◆ YOUR INSTRUCTIONS ◆
Print the data exactly as it is given, please.

◆ DATASET CONTENT ◆
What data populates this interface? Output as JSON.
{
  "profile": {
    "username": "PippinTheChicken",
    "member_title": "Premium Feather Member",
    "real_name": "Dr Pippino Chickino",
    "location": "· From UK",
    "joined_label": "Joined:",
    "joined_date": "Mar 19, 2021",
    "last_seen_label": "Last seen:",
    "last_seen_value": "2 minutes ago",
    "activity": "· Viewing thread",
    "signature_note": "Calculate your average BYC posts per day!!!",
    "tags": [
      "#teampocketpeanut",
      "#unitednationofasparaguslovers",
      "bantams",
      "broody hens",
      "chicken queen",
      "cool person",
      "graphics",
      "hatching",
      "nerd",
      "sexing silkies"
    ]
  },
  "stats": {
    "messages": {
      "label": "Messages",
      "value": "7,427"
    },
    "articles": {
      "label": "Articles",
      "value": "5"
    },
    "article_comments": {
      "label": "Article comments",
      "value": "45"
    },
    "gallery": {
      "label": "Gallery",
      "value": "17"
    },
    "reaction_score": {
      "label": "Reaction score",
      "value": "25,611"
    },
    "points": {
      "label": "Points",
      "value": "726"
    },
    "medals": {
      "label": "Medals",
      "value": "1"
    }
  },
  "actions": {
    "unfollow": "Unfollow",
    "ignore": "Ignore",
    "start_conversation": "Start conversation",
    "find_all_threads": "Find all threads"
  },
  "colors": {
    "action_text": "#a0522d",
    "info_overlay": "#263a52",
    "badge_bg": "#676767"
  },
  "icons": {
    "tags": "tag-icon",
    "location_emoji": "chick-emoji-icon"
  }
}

◆ FULL ANSWER ◆
What data populates this interface? Output as JSON.
{
  "profile": {
    "username": "PippinTheChicken",
    "member_title": "Premium Feather Member",
    "real_name": "Dr Pippino Chickino",
    "location": "· From UK",
    "joined_label": "Joined:",
    "joined_date": "Mar 19, 2021",
    "last_seen_label": "Last seen:",
    "last_seen_value": "2 minutes ago",
    "activity": "· Viewing thread",
    "signature_note": "Calculate your average BYC posts per day!!!",
    "tags": [
      "#teampocketpeanut",
      "#unitednationofasparaguslovers",
      "bantams",
      "broody hens",
      "chicken queen",
      "cool person",
      "graphics",
      "hatching",
      "nerd",
      "sexing silkies"
    ]
  },
  "stats": {
    "messages": {
      "label": "Messages",
      "value": "7,427"
    },
    "articles": {
      "label": "Articles",
      "value": "5"
    },
    "article_comments": {
      "label": "Article comments",
      "value": "45"
    },
    "gallery": {
      "label": "Gallery",
      "value": "17"
    },
    "reaction_score": {
      "label": "Reaction score",
      "value": "25,611"
    },
    "points": {
      "label": "Points",
      "value": "726"
    },
    "medals": {
      "label": "Medals",
      "value": "1"
    }
  },
  "actions": {
    "unfollow": "Unfollow",
    "ignore": "Ignore",
    "start_conversation": "Start conversation",
    "find_all_threads": "Find all threads"
  },
  "colors": {
    "action_text": "#a0522d",
    "info_overlay": "#263a52",
    "badge_bg": "#676767"
  },
  "icons": {
    "tags": "tag-icon",
    "location_emoji": "chick-emoji-icon"
  }
}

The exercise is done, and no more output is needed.